Dataset listings of figures:
---
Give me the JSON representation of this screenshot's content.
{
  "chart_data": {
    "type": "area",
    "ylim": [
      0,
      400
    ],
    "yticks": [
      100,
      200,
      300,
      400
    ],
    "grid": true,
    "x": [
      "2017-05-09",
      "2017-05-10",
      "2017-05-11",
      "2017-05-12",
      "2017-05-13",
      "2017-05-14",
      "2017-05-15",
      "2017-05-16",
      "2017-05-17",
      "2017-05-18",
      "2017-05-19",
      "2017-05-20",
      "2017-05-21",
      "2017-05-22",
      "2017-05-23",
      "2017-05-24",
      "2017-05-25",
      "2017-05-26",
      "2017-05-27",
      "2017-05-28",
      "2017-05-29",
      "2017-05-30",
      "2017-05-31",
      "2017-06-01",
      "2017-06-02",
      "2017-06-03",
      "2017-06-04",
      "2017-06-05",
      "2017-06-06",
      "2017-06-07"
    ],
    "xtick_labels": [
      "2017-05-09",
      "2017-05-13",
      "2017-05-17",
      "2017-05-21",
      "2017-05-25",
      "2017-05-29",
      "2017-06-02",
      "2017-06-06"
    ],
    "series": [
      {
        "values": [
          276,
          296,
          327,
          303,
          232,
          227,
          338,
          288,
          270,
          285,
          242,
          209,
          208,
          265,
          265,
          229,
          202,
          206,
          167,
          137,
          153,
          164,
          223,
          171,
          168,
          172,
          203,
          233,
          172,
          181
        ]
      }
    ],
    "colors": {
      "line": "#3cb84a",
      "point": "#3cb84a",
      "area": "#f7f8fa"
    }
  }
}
---
[Stated task] Write out the complete set of records exactly as given.

[Finished exercise]
Give me the JSON representation of this screenshot's content.
{
  "chart_data": {
    "type": "area",
    "ylim": [
      0,
      400
    ],
    "yticks": [
      100,
      200,
      300,
      400
    ],
    "grid": true,
    "x": [
      "2017-05-09",
      "2017-05-10",
      "2017-05-11",
      "2017-05-12",
      "2017-05-13",
      "2017-05-14",
      "2017-05-15",
      "2017-05-16",
      "2017-05-17",
      "2017-05-18",
      "2017-05-19",
      "2017-05-20",
      "2017-05-21",
      "2017-05-22",
      "2017-05-23",
      "2017-05-24",
      "2017-05-25",
      "2017-05-26",
      "2017-05-27",
      "2017-05-28",
      "2017-05-29",
      "2017-05-30",
      "2017-05-31",
      "2017-06-01",
      "2017-06-02",
      "2017-06-03",
      "2017-06-04",
      "2017-06-05",
      "2017-06-06",
      "2017-06-07"
    ],
    "xtick_labels": [
      "2017-05-09",
      "2017-05-13",
      "2017-05-17",
      "2017-05-21",
      "2017-05-25",
      "2017-05-29",
      "2017-06-02",
      "2017-06-06"
    ],
    "series": [
      {
        "values": [
          276,
          296,
          327,
          303,
          232,
          227,
          338,
          288,
          270,
          285,
          242,
          209,
          208,
          265,
          265,
          229,
          202,
          206,
          167,
          137,
          153,
          164,
          223,
          171,
          168,
          172,
          203,
          233,
          172,
          181
        ]
      }
    ],
    "colors": {
      "line": "#3cb84a",
      "point": "#3cb84a",
      "area": "#f7f8fa"
    }
  }
}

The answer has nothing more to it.